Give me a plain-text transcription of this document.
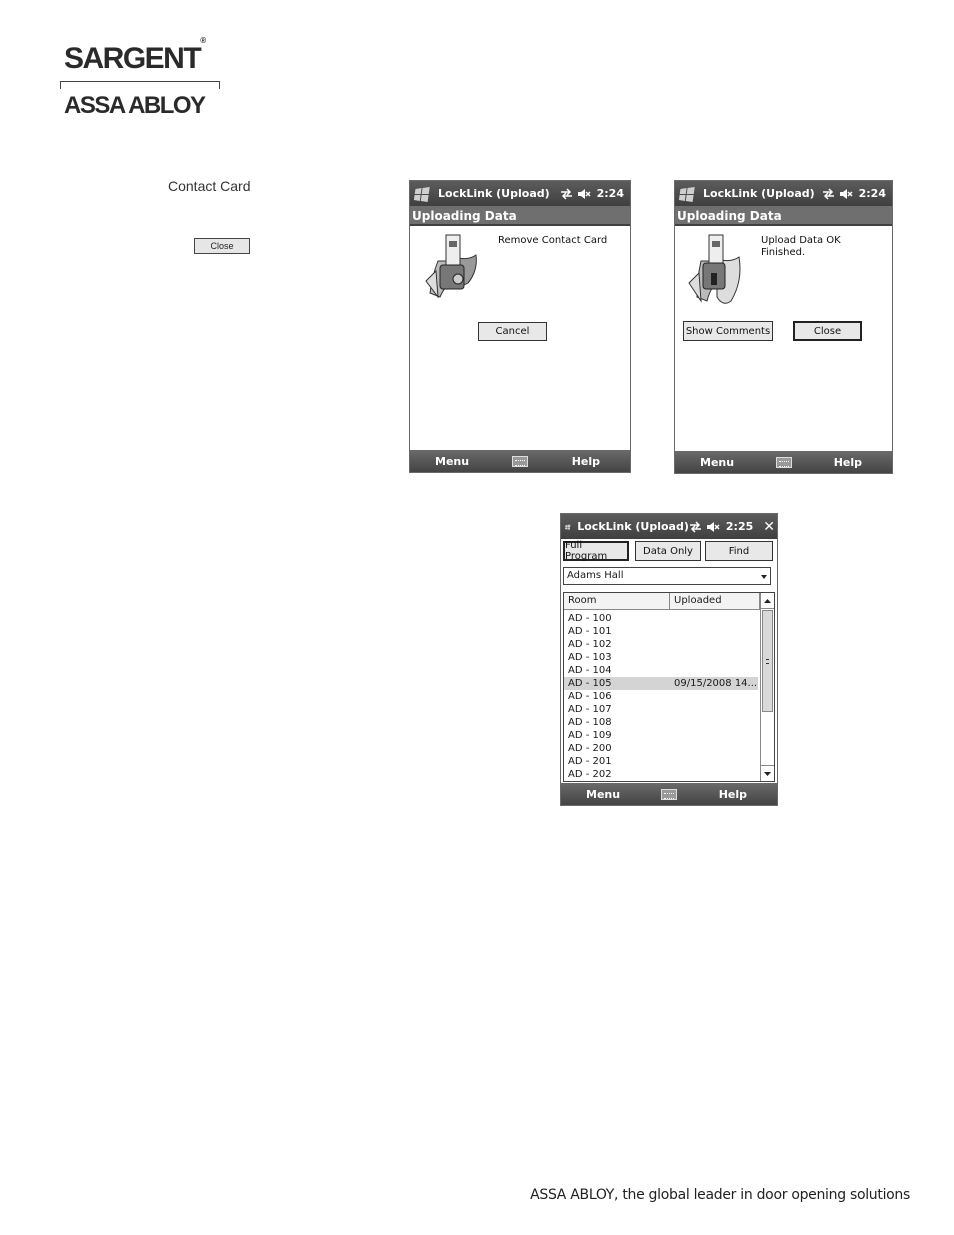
SARGENT®
ASSA ABLOY
Contact Card
Close
LockLink (Upload)	2:24
Uploading Data
Remove Contact Card
Cancel
Menu	Help
LockLink (Upload)	2:24
Uploading Data
Upload Data OK
Finished.
Show Comments	Close
Menu	Help
LockLink (Upload)	2:25 ✕
Full Program	Data Only	Find
Adams Hall
Room	Uploaded
AD - 100
AD - 101
AD - 102
AD - 103
AD - 104
AD - 105	09/15/2008 14...
AD - 106
AD - 107
AD - 108
AD - 109
AD - 200
AD - 201
AD - 202
Menu	Help
ASSA ABLOY, the global leader in door opening solutions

------------------------

[EXERCISE] From the entries above, copy every line that holds the word "ASSA".

[THE COMPLETED TASK]
ASSA ABLOY
ASSA ABLOY, the global leader in door opening solutions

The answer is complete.